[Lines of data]
━━━━━━━━━━━━━━━━━━━━

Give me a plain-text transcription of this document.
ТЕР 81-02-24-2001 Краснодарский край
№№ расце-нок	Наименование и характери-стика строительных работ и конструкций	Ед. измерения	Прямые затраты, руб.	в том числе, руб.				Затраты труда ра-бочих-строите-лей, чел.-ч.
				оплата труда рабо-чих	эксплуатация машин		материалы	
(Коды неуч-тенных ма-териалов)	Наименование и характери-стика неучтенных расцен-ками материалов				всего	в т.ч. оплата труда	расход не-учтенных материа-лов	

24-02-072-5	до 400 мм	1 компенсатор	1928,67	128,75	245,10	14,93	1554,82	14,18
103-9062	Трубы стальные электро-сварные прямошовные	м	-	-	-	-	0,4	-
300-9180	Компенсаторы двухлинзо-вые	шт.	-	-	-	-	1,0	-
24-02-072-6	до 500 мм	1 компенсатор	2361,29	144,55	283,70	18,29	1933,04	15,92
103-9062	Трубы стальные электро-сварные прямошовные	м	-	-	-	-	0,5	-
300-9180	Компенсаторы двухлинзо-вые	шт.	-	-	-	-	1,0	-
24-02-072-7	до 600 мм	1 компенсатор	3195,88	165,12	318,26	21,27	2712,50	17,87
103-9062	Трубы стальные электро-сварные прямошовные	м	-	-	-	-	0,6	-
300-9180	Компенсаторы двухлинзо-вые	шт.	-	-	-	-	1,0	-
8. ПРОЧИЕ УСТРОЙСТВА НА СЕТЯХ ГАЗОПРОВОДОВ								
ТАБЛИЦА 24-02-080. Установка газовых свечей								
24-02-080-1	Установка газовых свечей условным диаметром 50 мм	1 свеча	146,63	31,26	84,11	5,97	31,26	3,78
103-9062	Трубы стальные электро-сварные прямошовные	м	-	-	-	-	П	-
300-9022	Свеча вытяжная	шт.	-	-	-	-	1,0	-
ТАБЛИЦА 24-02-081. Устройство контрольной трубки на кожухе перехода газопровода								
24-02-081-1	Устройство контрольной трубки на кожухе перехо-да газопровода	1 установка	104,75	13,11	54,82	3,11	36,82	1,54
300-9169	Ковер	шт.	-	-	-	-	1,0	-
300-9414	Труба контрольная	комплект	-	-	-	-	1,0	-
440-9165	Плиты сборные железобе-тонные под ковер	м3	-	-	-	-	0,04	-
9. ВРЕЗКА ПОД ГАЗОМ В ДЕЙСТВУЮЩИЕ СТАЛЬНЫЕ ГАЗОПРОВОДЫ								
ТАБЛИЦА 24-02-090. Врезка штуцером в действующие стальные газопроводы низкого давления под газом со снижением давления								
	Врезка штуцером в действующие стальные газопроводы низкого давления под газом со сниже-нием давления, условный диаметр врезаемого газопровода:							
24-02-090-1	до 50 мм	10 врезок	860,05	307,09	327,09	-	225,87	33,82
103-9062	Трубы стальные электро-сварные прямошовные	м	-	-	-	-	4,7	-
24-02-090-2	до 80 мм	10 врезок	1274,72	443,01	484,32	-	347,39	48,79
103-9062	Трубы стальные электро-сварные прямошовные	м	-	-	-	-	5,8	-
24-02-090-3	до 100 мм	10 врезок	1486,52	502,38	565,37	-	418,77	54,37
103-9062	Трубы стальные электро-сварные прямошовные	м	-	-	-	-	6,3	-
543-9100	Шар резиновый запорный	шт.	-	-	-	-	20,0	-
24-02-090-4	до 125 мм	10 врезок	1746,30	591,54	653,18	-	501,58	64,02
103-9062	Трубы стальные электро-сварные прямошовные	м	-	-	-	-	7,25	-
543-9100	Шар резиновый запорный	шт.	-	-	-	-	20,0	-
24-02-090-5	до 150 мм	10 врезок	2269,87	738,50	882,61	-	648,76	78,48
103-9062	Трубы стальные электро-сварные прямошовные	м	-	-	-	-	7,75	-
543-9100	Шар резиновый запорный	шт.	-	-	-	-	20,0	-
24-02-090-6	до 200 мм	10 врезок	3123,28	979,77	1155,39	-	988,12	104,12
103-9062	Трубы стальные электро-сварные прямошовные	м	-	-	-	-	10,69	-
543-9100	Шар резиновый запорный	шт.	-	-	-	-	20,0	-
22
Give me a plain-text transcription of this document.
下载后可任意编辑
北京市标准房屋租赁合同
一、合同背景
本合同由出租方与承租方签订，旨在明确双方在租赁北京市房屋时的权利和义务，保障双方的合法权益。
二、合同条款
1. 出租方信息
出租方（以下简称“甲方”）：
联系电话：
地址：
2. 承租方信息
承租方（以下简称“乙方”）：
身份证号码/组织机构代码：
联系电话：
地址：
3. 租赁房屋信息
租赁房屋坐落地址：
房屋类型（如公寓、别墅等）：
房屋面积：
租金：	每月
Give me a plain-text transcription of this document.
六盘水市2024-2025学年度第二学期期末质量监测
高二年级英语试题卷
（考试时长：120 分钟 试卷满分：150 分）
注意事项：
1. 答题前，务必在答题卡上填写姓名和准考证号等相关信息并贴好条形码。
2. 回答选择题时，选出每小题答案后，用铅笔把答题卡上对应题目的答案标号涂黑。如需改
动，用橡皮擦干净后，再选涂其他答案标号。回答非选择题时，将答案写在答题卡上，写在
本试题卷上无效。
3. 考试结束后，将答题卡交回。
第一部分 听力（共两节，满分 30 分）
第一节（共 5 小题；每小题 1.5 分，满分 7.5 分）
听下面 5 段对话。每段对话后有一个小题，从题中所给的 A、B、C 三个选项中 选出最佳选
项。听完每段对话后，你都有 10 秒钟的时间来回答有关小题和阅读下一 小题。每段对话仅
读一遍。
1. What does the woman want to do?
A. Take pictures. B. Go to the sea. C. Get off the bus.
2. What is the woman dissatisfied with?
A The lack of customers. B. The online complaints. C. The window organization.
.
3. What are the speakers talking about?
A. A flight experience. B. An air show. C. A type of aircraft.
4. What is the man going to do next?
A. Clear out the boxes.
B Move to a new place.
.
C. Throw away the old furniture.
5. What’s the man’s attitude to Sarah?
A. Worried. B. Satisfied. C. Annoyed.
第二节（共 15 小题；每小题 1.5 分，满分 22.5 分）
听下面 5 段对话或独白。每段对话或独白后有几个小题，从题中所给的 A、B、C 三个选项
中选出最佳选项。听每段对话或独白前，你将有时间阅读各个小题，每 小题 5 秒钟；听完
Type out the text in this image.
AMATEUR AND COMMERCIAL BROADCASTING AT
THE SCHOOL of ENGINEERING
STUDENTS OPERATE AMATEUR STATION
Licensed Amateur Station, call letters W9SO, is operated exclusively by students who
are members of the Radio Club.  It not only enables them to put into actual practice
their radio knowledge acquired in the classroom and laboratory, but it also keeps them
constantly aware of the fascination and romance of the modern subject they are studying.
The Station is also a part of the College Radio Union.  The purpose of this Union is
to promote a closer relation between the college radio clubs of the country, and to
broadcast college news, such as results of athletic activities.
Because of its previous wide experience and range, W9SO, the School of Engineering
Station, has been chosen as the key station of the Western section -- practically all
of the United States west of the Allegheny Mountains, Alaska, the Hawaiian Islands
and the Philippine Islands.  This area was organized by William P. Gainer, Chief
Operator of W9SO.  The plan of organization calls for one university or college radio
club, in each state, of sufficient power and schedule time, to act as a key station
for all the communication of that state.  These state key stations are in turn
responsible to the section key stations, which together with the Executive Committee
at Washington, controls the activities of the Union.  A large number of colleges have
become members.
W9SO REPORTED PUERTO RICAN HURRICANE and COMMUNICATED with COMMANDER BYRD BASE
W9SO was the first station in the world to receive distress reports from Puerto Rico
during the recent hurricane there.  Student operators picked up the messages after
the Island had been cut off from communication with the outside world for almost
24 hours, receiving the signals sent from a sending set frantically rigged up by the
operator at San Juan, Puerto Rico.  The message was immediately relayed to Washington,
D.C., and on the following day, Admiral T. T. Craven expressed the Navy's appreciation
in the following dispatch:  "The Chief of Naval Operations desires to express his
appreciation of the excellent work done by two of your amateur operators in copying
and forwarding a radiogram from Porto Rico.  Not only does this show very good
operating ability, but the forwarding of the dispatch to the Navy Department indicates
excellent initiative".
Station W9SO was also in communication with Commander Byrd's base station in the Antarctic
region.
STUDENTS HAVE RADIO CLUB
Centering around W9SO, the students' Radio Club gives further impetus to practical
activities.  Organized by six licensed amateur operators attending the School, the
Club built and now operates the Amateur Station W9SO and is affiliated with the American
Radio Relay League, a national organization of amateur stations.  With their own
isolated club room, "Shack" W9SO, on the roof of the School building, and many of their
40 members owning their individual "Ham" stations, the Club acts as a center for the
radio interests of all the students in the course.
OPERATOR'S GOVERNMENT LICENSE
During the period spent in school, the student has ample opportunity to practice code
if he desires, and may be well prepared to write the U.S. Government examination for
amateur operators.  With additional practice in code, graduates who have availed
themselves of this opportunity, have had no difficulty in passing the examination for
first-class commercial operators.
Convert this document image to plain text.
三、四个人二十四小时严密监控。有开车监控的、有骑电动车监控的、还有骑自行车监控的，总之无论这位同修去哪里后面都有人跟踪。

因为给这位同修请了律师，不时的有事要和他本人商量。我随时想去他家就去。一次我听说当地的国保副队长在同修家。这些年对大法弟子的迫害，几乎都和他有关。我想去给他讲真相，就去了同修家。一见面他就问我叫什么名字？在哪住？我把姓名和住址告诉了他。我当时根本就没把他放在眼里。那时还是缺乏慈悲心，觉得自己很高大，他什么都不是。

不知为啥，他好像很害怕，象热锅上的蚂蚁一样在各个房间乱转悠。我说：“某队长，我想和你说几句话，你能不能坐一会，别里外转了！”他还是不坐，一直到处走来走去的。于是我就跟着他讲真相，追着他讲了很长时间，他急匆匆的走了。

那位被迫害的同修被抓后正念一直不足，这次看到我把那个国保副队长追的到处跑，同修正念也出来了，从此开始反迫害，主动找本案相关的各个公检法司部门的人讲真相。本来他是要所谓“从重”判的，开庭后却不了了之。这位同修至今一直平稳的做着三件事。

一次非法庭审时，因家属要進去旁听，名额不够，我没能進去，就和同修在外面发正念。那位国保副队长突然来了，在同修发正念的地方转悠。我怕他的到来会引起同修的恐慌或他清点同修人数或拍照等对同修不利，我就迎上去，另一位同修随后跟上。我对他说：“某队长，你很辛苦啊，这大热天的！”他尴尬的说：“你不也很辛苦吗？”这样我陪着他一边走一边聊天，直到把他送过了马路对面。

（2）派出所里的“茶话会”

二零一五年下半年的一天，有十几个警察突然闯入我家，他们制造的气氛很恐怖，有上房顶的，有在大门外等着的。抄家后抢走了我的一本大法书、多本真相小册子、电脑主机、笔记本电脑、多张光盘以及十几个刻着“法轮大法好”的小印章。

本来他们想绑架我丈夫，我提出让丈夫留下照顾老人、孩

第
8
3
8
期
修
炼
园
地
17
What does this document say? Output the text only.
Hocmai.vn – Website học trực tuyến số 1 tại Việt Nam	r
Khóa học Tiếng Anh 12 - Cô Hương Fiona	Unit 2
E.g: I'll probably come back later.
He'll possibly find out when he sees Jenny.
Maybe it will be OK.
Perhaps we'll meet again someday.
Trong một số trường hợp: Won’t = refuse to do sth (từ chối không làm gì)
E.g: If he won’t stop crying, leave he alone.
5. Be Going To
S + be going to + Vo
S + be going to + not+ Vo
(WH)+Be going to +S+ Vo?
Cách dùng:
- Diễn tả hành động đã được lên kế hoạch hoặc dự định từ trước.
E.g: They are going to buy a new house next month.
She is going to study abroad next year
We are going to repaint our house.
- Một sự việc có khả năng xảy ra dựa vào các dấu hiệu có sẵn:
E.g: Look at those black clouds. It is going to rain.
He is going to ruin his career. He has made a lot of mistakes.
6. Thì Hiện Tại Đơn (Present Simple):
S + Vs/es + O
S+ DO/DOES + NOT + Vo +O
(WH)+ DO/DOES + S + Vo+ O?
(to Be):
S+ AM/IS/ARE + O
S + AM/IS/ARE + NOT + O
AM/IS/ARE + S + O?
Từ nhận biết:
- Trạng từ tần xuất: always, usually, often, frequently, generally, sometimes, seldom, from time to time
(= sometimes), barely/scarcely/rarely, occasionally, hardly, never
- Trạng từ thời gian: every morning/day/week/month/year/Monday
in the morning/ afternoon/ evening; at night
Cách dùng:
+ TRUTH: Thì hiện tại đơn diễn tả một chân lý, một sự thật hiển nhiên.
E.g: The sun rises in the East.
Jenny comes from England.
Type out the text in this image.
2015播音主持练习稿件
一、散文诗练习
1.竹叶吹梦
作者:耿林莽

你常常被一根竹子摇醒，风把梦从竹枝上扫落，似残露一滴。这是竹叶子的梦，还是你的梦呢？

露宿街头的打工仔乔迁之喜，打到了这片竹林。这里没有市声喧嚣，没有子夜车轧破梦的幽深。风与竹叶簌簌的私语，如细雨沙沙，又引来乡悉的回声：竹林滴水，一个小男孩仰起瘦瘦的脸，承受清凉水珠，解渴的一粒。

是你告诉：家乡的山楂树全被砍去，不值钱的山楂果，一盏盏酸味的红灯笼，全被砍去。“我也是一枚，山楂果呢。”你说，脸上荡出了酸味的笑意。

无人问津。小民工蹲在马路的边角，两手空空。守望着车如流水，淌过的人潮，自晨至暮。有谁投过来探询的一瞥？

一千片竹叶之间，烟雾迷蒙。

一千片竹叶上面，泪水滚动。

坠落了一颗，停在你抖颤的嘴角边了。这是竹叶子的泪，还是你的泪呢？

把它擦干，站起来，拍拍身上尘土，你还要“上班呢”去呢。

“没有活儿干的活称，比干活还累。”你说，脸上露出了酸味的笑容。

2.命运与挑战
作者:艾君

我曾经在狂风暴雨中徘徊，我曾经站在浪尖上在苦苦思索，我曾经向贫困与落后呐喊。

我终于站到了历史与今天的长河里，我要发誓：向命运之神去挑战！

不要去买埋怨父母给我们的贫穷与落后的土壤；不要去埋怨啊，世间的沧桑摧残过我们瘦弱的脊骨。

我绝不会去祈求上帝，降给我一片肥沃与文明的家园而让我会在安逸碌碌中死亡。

━━━━━━━━━━━━━━━━━━━━

- _WHAT TO PRODUCE_
Using the records above, list each line that includes "контрольной".

- _TASK ANSWER_
ТАБЛИЦА 24-02-081. Устройство контрольной трубки на кожухе перехода газопровода								
24-02-081-1	Устройство контрольной трубки на кожухе перехо-да газопровода	1 установка	104,75	13,11	54,82	3,11	36,82	1,54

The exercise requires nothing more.